Start Exercise inputs
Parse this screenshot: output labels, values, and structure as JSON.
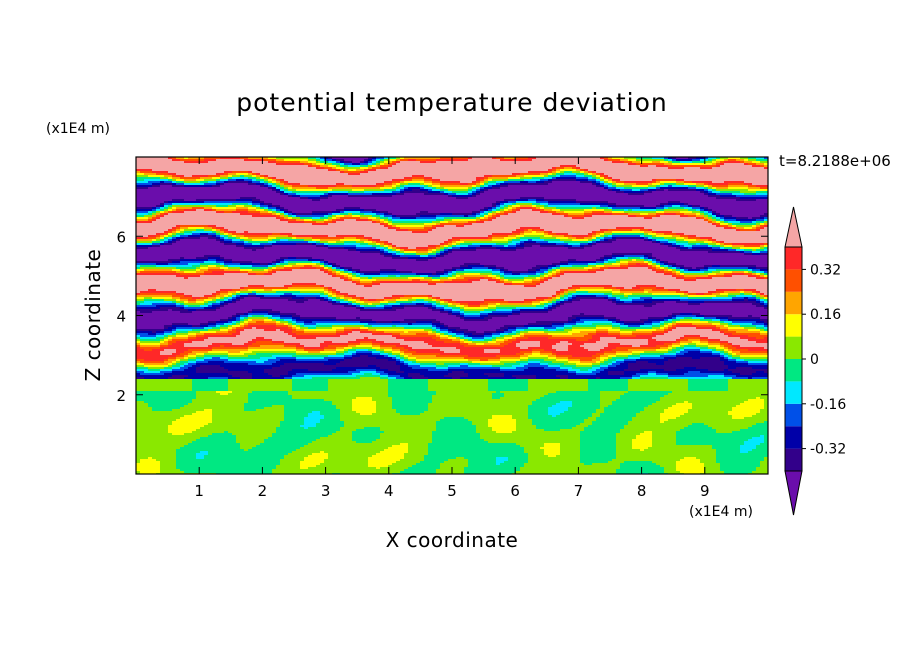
{
  "chart_data": {
    "type": "heatmap",
    "title": "potential temperature deviation",
    "xlabel": "X coordinate",
    "ylabel": "Z coordinate",
    "x_unit": "(x1E4 m)",
    "y_unit": "(x1E4 m)",
    "time_label": "t=8.2188e+06",
    "xlim": [
      0,
      10
    ],
    "ylim": [
      0,
      8
    ],
    "x_ticks": [
      1,
      2,
      3,
      4,
      5,
      6,
      7,
      8,
      9
    ],
    "y_ticks": [
      2,
      4,
      6
    ],
    "grid": false,
    "colorbar": {
      "levels": [
        -0.48,
        -0.4,
        -0.32,
        -0.24,
        -0.16,
        -0.08,
        0,
        0.08,
        0.16,
        0.24,
        0.32,
        0.4,
        0.48
      ],
      "colors": [
        "#6a0dab",
        "#32008a",
        "#0000a8",
        "#0050e8",
        "#00e8ff",
        "#00e882",
        "#8ae800",
        "#ffff00",
        "#ffa500",
        "#ff5000",
        "#ff2828",
        "#f5a5a5"
      ],
      "labels": [
        "0.32",
        "0.16",
        "0",
        "-0.16",
        "-0.32"
      ],
      "label_values": [
        0.32,
        0.16,
        0,
        -0.16,
        -0.32
      ],
      "extend": "both",
      "location": "right"
    },
    "layers": [
      {
        "z_min": 0,
        "z_max": 2.1,
        "description_value": "near 0 (mixed -0.08 to 0.08)"
      },
      {
        "z_min": 2.1,
        "z_max": 2.4,
        "description_value": "near 0"
      },
      {
        "z_min": 2.4,
        "z_max": 8,
        "description_value": "banded -0.48 to 0.48"
      }
    ]
  }
}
End Exercise inputs
Exercise task: Pick out the lines that contain "near" and copy them.

Written answer:
        "description_value": "near 0 (mixed -0.08 to 0.08)"
        "description_value": "near 0"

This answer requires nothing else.